### What needs to be done:
Render the material from the line with "sidebar-item-label: My Account" to the line with "nav-groups[interactable]: Groups [329, 0, 372, 37]", both included, as a Markdown table with the columns Row and Line text. Number each line in Row and leave out any blank lines.

### Provided data:
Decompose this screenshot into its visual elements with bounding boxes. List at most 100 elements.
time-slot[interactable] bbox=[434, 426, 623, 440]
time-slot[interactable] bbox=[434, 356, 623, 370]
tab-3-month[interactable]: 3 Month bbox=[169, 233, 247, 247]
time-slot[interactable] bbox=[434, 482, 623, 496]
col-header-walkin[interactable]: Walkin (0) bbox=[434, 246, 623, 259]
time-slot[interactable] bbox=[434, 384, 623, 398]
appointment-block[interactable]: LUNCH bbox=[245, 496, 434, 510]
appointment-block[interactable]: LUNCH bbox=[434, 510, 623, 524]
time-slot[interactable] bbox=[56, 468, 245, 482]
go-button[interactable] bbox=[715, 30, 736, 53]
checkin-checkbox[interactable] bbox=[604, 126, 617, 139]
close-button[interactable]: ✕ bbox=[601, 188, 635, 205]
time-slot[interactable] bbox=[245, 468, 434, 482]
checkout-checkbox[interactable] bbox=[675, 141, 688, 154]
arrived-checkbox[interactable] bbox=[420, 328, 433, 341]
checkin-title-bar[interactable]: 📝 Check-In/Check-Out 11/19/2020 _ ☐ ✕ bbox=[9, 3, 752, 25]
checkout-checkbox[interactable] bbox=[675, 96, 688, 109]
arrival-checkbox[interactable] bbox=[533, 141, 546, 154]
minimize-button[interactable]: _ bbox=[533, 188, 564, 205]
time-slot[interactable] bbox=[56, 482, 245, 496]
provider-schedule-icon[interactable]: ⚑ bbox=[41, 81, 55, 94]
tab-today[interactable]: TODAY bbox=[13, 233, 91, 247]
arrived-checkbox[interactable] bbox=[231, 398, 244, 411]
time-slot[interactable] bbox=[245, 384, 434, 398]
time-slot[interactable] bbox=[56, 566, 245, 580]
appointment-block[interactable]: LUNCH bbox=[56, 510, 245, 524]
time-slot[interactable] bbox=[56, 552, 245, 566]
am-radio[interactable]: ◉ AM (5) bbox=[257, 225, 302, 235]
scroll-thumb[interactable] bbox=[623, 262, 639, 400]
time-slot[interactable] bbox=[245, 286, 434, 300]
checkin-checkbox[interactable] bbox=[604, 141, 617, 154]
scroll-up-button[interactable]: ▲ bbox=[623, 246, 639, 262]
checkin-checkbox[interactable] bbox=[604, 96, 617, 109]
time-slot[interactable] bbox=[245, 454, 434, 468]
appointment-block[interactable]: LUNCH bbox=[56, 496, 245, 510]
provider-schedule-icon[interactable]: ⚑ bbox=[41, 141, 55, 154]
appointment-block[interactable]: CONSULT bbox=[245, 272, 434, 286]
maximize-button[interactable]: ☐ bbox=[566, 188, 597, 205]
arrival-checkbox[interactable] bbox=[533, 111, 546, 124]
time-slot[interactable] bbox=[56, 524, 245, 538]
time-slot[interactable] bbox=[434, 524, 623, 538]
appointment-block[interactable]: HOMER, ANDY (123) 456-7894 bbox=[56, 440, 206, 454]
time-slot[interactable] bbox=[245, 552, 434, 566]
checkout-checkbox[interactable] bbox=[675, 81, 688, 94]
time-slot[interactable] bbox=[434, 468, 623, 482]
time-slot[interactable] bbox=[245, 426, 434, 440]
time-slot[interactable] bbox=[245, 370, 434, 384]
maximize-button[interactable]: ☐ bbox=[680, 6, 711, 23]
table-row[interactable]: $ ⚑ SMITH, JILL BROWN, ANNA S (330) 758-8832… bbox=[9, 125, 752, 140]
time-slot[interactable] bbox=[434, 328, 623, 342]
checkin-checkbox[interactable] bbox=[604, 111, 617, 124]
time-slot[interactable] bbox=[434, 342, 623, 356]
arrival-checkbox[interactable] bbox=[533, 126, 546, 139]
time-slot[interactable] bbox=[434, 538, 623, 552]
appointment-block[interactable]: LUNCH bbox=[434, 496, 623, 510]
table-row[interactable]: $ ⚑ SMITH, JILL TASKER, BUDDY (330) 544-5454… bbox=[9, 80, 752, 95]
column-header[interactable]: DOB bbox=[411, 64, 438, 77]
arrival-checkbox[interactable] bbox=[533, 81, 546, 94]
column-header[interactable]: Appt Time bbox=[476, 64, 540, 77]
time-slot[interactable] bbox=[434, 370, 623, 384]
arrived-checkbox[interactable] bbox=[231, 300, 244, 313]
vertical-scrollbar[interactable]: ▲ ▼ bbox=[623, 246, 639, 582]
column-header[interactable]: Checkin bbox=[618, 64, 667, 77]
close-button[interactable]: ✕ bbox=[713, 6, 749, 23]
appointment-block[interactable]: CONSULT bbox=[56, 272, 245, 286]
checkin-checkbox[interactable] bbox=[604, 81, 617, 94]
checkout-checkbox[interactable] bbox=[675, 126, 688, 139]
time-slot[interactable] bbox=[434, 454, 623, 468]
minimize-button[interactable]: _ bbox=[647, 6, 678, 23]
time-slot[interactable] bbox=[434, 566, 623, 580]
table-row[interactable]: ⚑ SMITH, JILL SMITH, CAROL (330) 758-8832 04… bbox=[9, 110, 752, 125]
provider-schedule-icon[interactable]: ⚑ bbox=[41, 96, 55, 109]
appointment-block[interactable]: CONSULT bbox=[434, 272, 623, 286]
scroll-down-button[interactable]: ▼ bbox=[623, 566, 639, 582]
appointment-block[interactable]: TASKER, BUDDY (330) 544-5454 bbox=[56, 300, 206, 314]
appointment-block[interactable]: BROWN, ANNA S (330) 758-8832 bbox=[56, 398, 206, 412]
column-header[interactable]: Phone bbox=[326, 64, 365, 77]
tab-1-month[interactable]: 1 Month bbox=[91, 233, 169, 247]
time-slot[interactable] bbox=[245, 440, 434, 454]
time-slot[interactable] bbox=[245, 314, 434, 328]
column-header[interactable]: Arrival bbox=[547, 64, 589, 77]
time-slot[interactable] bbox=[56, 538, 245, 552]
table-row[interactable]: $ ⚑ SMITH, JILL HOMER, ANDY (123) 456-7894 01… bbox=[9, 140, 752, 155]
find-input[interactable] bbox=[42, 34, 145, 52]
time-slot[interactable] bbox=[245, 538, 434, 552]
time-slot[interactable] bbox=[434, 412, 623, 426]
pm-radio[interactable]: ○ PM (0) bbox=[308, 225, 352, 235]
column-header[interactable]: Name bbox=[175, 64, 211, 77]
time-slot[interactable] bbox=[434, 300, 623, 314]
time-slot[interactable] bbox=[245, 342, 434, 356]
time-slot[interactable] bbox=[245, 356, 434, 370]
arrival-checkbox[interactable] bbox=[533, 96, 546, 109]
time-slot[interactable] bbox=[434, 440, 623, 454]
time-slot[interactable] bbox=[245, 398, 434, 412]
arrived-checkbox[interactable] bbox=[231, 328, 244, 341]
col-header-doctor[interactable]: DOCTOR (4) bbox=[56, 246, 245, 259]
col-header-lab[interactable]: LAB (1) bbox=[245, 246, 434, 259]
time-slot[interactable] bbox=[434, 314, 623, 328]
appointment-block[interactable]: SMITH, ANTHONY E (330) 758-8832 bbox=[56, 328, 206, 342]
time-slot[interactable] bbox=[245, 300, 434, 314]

==

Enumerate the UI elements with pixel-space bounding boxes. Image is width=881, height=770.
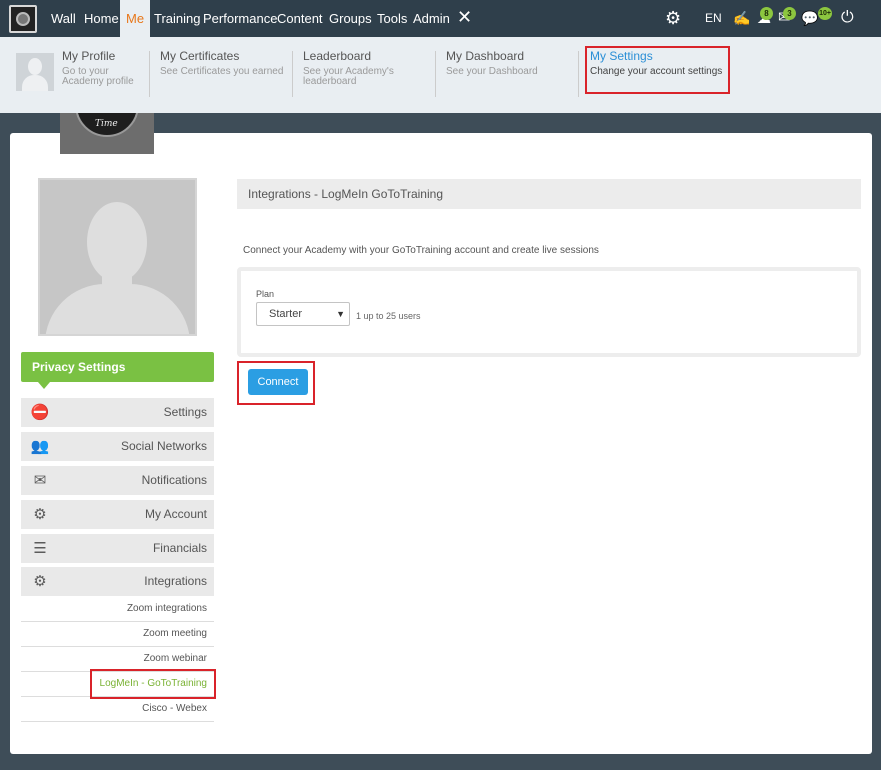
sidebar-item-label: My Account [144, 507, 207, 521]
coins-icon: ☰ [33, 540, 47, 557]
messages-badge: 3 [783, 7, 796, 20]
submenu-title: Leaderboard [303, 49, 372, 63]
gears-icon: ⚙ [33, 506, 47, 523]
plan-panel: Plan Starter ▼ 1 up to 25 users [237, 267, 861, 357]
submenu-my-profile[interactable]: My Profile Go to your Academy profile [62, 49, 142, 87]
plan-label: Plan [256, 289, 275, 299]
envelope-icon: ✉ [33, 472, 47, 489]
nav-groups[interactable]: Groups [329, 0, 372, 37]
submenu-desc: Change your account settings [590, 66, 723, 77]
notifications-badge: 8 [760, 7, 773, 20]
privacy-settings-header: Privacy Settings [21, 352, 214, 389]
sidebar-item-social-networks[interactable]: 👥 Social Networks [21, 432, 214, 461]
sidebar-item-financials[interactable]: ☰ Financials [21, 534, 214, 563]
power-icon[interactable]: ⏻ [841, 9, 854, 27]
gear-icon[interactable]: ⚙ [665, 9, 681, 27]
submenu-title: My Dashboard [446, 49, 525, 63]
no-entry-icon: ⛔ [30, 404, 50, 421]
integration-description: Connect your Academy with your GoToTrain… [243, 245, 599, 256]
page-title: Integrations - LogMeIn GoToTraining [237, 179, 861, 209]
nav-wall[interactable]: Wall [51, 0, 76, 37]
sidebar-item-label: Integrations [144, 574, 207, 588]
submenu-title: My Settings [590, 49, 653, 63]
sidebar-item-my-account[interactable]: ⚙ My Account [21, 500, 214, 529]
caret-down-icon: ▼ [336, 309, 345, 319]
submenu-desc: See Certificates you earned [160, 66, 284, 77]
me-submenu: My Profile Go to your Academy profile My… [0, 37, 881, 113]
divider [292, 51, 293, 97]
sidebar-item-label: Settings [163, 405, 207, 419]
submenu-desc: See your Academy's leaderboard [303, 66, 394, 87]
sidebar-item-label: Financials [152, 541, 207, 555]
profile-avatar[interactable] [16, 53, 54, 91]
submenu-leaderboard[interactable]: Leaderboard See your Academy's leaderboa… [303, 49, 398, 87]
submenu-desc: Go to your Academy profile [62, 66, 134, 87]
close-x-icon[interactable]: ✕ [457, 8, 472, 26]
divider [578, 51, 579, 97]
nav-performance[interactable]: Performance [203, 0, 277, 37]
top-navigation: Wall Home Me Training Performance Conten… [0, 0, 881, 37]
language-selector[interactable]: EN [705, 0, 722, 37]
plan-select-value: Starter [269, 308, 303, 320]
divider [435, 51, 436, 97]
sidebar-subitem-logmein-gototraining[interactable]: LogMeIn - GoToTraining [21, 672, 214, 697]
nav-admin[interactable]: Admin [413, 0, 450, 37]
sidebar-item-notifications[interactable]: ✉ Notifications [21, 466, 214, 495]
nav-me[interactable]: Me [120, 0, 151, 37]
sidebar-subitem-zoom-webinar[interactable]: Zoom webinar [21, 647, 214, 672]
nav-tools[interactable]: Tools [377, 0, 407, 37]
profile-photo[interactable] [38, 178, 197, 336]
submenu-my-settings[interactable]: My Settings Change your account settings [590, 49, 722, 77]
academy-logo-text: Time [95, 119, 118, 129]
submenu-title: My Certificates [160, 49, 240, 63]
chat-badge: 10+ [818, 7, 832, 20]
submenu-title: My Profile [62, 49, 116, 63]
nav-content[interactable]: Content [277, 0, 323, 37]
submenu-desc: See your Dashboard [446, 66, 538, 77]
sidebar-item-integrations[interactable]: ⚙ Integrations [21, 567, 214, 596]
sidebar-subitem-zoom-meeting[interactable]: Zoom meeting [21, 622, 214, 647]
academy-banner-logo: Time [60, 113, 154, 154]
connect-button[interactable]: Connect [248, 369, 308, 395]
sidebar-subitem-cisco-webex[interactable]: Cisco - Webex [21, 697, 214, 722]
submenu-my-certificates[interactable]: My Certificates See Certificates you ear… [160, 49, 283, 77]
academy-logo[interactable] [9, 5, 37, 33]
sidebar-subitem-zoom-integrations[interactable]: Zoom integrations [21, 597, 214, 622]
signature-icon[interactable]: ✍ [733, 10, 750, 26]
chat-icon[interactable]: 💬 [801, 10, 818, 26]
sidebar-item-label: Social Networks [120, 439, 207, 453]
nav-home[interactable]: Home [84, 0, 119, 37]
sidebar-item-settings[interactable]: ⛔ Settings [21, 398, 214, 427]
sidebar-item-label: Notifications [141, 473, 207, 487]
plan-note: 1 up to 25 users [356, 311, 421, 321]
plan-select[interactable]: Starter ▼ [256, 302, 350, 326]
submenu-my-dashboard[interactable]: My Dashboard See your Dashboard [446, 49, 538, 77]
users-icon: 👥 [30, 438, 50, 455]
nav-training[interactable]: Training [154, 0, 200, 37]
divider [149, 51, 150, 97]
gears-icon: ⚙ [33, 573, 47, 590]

### Full response:
| Row | Line text |
|---|---|
| 1 | sidebar-item-label: My Account [144, 507, 207, 521] |
| 2 | coins-icon: ☰ [33, 540, 47, 557] |
| 3 | messages-badge: 3 [783, 7, 796, 20] |
| 4 | submenu-title: Leaderboard [303, 49, 372, 63] |
| 5 | gears-icon: ⚙ [33, 506, 47, 523] |
| 6 | plan-panel: Plan Starter ▼ 1 up to 25 users [237, 267, 861, 357] |
| 7 | submenu-my-profile[interactable]: My Profile Go to your Academy profile [62, 49, 142, 87] |
| 8 | plan-label: Plan [256, 289, 275, 299] |
| 9 | envelope-icon: ✉ [33, 472, 47, 489] |
| 10 | nav-groups[interactable]: Groups [329, 0, 372, 37] |